[Saved entries]
==============================

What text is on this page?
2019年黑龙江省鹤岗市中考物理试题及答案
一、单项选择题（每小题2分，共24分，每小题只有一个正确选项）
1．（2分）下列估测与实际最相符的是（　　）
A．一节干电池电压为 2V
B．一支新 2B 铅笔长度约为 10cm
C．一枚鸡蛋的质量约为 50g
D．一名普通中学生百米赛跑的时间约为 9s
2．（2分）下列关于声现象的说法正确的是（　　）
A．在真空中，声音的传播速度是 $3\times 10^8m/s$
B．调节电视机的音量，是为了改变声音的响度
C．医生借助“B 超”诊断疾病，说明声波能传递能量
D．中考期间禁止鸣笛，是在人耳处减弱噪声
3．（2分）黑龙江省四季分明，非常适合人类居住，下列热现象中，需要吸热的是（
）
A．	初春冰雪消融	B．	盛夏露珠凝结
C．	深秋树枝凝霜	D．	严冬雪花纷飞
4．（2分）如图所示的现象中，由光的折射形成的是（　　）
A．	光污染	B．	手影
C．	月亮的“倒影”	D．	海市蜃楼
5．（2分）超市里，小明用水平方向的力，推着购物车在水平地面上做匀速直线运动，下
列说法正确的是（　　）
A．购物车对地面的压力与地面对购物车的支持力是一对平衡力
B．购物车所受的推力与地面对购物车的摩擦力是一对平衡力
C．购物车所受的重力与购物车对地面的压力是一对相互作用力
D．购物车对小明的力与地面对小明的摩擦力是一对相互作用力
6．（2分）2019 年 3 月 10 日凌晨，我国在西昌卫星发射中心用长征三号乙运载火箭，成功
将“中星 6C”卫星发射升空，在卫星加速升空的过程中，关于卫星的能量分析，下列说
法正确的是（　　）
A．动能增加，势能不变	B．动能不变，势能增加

==============================

→ WORK REQUIRED: Reproduce the entries above in full, verbatim.

→ SOLUTION FOR THIS TASK:
What text is on this page?
2019年黑龙江省鹤岗市中考物理试题及答案
一、单项选择题（每小题2分，共24分，每小题只有一个正确选项）
1．（2分）下列估测与实际最相符的是（　　）
A．一节干电池电压为 2V
B．一支新 2B 铅笔长度约为 10cm
C．一枚鸡蛋的质量约为 50g
D．一名普通中学生百米赛跑的时间约为 9s
2．（2分）下列关于声现象的说法正确的是（　　）
A．在真空中，声音的传播速度是 $3\times 10^8m/s$
B．调节电视机的音量，是为了改变声音的响度
C．医生借助“B 超”诊断疾病，说明声波能传递能量
D．中考期间禁止鸣笛，是在人耳处减弱噪声
3．（2分）黑龙江省四季分明，非常适合人类居住，下列热现象中，需要吸热的是（
）
A．	初春冰雪消融	B．	盛夏露珠凝结
C．	深秋树枝凝霜	D．	严冬雪花纷飞
4．（2分）如图所示的现象中，由光的折射形成的是（　　）
A．	光污染	B．	手影
C．	月亮的“倒影”	D．	海市蜃楼
5．（2分）超市里，小明用水平方向的力，推着购物车在水平地面上做匀速直线运动，下
列说法正确的是（　　）
A．购物车对地面的压力与地面对购物车的支持力是一对平衡力
B．购物车所受的推力与地面对购物车的摩擦力是一对平衡力
C．购物车所受的重力与购物车对地面的压力是一对相互作用力
D．购物车对小明的力与地面对小明的摩擦力是一对相互作用力
6．（2分）2019 年 3 月 10 日凌晨，我国在西昌卫星发射中心用长征三号乙运载火箭，成功
将“中星 6C”卫星发射升空，在卫星加速升空的过程中，关于卫星的能量分析，下列说
法正确的是（　　）
A．动能增加，势能不变	B．动能不变，势能增加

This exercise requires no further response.